Problem 1:
Answer these questions from the comment on Wayland and display scaling:
(a) What refresh rate does the comment say a lot of stuff is hardcoded to?
(b) Which browser does the comment say has not been fixed properly yet?
(c) After dragging a window onto a newly plugged-in screen, what does the writer want it to keep the same?
Problem 2:
Edit the comment on Wayland and display scaling from "What I care" to "to be invisible.", putting "program" wherever "window" appears.

Excerpt:
· · ·

That's because what seemed like the best way to do hidpi when macOS added it (fixed scale factors and assets) ended up being a problem. It's better to not abstract away the DPI differences. It makes for worse compatibility in the short term, but much better long-term.

The behavior with high refresh rates is pretty bad, too. A lot of stuff is hardcoded to 60hz, and programs have to opt in. They haven't even fixed Safari properly yet.


Strongly disagree.

Every time I read about the benefits of Wayland, I read shopping list of stuff I don't care about and don't want. I don't give a stuff about techie nerdwank like refresh rates, tearing, video smoothness, triple buffering and other pointless implementation details that it is the entire job of a GUI to make go away.

What I care about is that I plug in a screen, I drag a window onto it, and it stays the same size. That my window can straddle two screens and still work. That I can resize it across as many screens as I want.

I want it to work and I want how that happens to be invisible.

Wayland, as far as I can tell, is about xNix graphics programmers complaining about how hard the job is, I'm afraid.

· · ·

Collected material:

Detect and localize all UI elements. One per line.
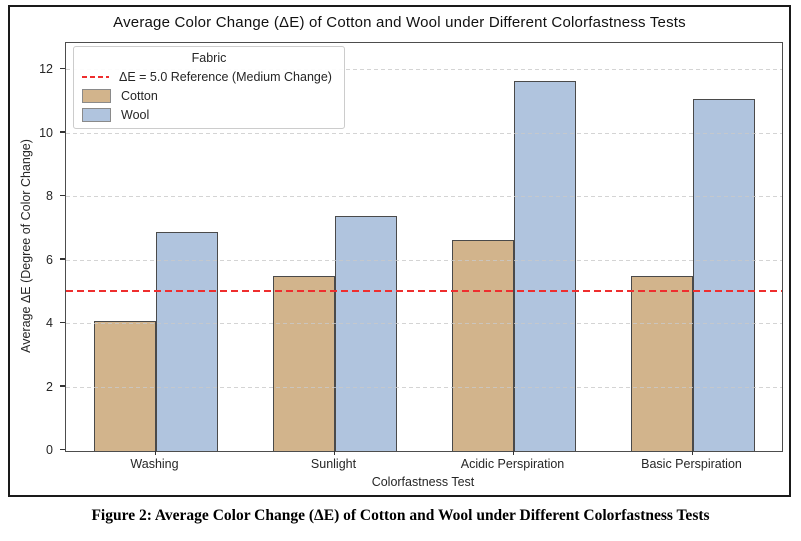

· · ·

Exercise response 1:
(a) 60hz
(b) Safari
(c) Its size

Exercise response 2:
What I care about is that I plug in a screen, I drag a program onto it, and it stays the same size. That my program can straddle two screens and still work. That I can resize it across as many screens as I want.

I want it to work and I want how that happens to be invisible.